● **Directive**: Which lines below hold the word "screenshot"? Report each one.

(Data items)
——

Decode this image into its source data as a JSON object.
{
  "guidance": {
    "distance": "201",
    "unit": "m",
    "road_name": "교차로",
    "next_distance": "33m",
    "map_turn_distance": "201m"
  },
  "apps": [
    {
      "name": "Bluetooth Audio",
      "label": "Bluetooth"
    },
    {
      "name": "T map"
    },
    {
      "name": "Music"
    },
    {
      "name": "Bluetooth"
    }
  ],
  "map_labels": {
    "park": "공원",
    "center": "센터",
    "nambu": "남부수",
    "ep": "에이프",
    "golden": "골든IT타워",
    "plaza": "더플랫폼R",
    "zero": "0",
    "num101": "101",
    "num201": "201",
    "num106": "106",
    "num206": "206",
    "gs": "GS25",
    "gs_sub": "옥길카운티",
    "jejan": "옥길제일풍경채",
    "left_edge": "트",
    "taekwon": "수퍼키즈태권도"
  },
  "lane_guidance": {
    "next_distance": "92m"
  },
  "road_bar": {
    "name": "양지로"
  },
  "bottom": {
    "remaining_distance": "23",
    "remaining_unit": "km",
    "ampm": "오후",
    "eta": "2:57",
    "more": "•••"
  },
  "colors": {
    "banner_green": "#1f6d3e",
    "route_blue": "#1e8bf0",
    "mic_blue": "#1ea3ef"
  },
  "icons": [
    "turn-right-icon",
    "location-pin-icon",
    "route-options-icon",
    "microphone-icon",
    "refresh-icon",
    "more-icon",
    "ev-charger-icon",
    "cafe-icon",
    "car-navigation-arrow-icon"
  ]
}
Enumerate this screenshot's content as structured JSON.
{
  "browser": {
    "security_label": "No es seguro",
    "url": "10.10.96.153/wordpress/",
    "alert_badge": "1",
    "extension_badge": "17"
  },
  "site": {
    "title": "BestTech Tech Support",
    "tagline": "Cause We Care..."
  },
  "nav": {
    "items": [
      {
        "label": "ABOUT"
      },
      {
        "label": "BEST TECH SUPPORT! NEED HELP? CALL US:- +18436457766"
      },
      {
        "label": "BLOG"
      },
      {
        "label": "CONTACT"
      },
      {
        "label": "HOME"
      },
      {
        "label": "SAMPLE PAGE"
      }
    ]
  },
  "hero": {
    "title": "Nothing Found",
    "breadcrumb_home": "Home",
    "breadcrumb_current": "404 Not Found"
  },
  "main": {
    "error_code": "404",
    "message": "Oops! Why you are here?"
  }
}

——

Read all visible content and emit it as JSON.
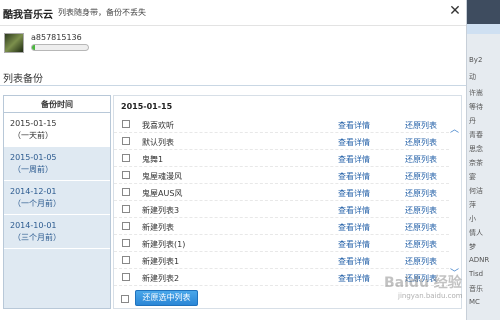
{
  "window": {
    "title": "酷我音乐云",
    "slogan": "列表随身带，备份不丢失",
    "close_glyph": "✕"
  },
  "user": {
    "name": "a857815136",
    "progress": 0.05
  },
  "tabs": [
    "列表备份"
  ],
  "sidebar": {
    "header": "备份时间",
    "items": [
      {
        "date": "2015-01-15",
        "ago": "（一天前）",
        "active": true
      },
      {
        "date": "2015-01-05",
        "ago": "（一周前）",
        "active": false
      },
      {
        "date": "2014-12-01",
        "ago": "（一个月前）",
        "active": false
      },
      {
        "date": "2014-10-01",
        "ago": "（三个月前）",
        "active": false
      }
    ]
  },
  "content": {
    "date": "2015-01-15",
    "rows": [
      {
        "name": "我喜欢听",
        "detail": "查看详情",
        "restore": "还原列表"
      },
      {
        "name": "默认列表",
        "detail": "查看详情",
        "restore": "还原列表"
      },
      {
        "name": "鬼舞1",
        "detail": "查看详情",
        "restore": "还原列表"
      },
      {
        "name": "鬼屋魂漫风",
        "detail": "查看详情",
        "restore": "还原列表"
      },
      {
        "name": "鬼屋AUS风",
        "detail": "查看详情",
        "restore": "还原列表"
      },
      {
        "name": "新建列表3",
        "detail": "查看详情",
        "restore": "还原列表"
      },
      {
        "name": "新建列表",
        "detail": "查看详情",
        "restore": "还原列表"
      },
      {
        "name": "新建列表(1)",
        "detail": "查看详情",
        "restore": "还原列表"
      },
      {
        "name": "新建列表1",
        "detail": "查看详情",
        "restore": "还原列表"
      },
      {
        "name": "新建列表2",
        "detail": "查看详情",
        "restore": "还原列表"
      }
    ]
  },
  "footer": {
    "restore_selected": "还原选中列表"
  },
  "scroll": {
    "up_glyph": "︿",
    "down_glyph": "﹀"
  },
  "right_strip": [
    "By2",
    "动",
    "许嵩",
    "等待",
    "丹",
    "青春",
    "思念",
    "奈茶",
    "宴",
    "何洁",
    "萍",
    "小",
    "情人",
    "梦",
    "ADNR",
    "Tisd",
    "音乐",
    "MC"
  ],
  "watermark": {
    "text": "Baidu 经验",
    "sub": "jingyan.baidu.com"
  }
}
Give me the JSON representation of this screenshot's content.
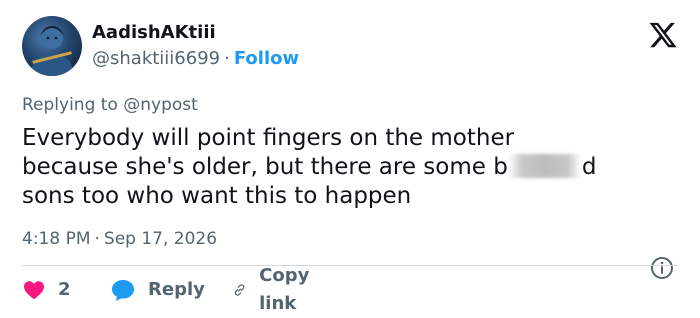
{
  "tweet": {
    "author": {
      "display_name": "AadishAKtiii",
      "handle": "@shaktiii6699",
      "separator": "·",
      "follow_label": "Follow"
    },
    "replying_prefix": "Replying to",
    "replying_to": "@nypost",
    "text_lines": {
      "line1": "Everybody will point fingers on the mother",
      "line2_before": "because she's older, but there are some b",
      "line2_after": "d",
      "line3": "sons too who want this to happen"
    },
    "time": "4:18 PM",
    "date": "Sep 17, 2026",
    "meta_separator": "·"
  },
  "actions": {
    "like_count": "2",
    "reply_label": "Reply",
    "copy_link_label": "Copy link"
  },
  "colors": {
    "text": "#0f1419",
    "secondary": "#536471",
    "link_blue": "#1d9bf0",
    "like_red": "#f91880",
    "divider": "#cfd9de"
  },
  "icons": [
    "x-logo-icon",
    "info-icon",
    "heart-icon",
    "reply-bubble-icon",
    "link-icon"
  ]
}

——

● **Exercise output**:
Enumerate this screenshot's content as structured JSON.
Give me the JSON representation of this screenshot's content.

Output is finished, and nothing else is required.